Exercise task:
Repeat all the material exactly; pictures stay out of your copy.

Stored items from a collection:
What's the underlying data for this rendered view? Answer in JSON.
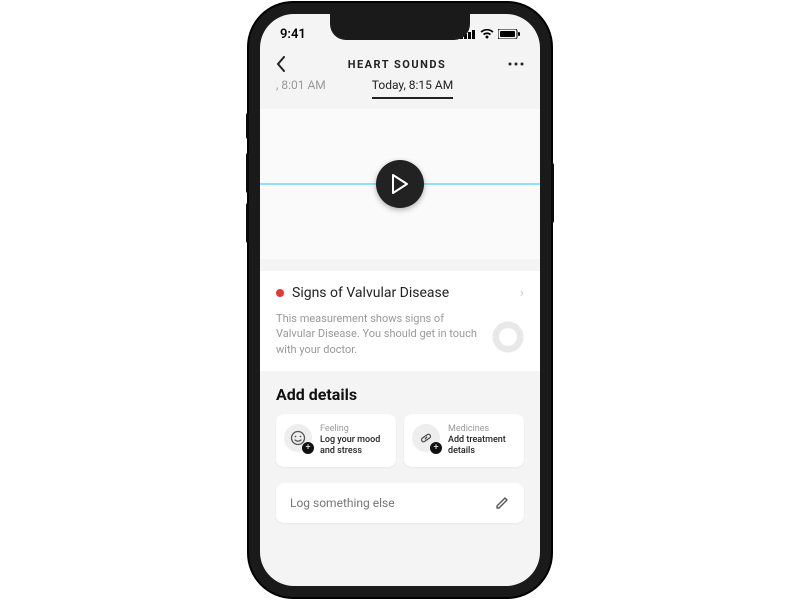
{
  "status": {
    "time": "9:41"
  },
  "nav": {
    "title": "HEART SOUNDS"
  },
  "tabs": {
    "prev": ", 8:01 AM",
    "current": "Today, 8:15 AM"
  },
  "diagnosis": {
    "title": "Signs of Valvular Disease",
    "body": "This measurement shows signs of Valvular Disease. You should get in touch with your doctor."
  },
  "details": {
    "heading": "Add details",
    "cards": [
      {
        "label": "Feeling",
        "prompt": "Log your mood and stress"
      },
      {
        "label": "Medicines",
        "prompt": "Add treatment details"
      }
    ],
    "log_else": "Log something else"
  }
}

Solution to the problem:
What's the underlying data for this rendered view? Answer in JSON.
{
  "status": {
    "time": "9:41"
  },
  "nav": {
    "title": "HEART SOUNDS"
  },
  "tabs": {
    "prev": ", 8:01 AM",
    "current": "Today, 8:15 AM"
  },
  "diagnosis": {
    "title": "Signs of Valvular Disease",
    "body": "This measurement shows signs of Valvular Disease. You should get in touch with your doctor."
  },
  "details": {
    "heading": "Add details",
    "cards": [
      {
        "label": "Feeling",
        "prompt": "Log your mood and stress"
      },
      {
        "label": "Medicines",
        "prompt": "Add treatment details"
      }
    ],
    "log_else": "Log something else"
  }
}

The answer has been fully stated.